Directive:
Each record must be reproduced exactly as it is shown.

Dataset excerpts:
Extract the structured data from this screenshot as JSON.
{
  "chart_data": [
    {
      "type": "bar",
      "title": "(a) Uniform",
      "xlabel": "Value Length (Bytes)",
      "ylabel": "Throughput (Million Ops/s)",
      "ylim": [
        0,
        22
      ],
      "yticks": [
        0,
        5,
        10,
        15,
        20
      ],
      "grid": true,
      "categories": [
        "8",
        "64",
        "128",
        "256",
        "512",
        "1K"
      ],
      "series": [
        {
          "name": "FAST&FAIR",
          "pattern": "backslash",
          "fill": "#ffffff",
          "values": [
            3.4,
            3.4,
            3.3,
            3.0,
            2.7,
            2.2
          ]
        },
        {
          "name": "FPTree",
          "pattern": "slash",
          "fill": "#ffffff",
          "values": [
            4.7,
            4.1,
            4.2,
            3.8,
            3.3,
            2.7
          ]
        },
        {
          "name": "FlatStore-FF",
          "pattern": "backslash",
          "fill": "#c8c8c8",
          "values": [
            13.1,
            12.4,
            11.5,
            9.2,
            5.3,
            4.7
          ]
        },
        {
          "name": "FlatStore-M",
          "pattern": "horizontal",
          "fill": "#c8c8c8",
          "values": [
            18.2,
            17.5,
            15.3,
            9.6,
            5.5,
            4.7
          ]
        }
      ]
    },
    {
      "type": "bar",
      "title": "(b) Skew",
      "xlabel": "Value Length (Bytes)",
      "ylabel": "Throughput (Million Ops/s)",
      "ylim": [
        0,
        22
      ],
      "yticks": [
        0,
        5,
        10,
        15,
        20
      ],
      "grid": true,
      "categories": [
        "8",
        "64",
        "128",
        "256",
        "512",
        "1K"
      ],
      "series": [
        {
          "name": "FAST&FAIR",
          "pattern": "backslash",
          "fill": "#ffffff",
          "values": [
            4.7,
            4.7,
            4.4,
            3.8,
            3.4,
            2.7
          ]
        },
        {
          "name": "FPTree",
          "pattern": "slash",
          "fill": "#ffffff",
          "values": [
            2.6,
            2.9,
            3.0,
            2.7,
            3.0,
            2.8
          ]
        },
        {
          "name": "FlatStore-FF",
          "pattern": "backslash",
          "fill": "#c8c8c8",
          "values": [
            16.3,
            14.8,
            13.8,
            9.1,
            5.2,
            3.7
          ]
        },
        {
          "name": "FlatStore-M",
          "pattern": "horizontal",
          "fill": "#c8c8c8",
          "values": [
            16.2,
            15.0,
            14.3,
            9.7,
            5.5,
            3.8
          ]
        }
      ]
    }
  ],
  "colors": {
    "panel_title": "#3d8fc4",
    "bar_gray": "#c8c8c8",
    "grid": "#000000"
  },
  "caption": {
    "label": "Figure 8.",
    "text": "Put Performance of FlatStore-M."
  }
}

Task output:
Extract the structured data from this screenshot as JSON.
{
  "chart_data": [
    {
      "type": "bar",
      "title": "(a) Uniform",
      "xlabel": "Value Length (Bytes)",
      "ylabel": "Throughput (Million Ops/s)",
      "ylim": [
        0,
        22
      ],
      "yticks": [
        0,
        5,
        10,
        15,
        20
      ],
      "grid": true,
      "categories": [
        "8",
        "64",
        "128",
        "256",
        "512",
        "1K"
      ],
      "series": [
        {
          "name": "FAST&FAIR",
          "pattern": "backslash",
          "fill": "#ffffff",
          "values": [
            3.4,
            3.4,
            3.3,
            3.0,
            2.7,
            2.2
          ]
        },
        {
          "name": "FPTree",
          "pattern": "slash",
          "fill": "#ffffff",
          "values": [
            4.7,
            4.1,
            4.2,
            3.8,
            3.3,
            2.7
          ]
        },
        {
          "name": "FlatStore-FF",
          "pattern": "backslash",
          "fill": "#c8c8c8",
          "values": [
            13.1,
            12.4,
            11.5,
            9.2,
            5.3,
            4.7
          ]
        },
        {
          "name": "FlatStore-M",
          "pattern": "horizontal",
          "fill": "#c8c8c8",
          "values": [
            18.2,
            17.5,
            15.3,
            9.6,
            5.5,
            4.7
          ]
        }
      ]
    },
    {
      "type": "bar",
      "title": "(b) Skew",
      "xlabel": "Value Length (Bytes)",
      "ylabel": "Throughput (Million Ops/s)",
      "ylim": [
        0,
        22
      ],
      "yticks": [
        0,
        5,
        10,
        15,
        20
      ],
      "grid": true,
      "categories": [
        "8",
        "64",
        "128",
        "256",
        "512",
        "1K"
      ],
      "series": [
        {
          "name": "FAST&FAIR",
          "pattern": "backslash",
          "fill": "#ffffff",
          "values": [
            4.7,
            4.7,
            4.4,
            3.8,
            3.4,
            2.7
          ]
        },
        {
          "name": "FPTree",
          "pattern": "slash",
          "fill": "#ffffff",
          "values": [
            2.6,
            2.9,
            3.0,
            2.7,
            3.0,
            2.8
          ]
        },
        {
          "name": "FlatStore-FF",
          "pattern": "backslash",
          "fill": "#c8c8c8",
          "values": [
            16.3,
            14.8,
            13.8,
            9.1,
            5.2,
            3.7
          ]
        },
        {
          "name": "FlatStore-M",
          "pattern": "horizontal",
          "fill": "#c8c8c8",
          "values": [
            16.2,
            15.0,
            14.3,
            9.7,
            5.5,
            3.8
          ]
        }
      ]
    }
  ],
  "colors": {
    "panel_title": "#3d8fc4",
    "bar_gray": "#c8c8c8",
    "grid": "#000000"
  },
  "caption": {
    "label": "Figure 8.",
    "text": "Put Performance of FlatStore-M."
  }
}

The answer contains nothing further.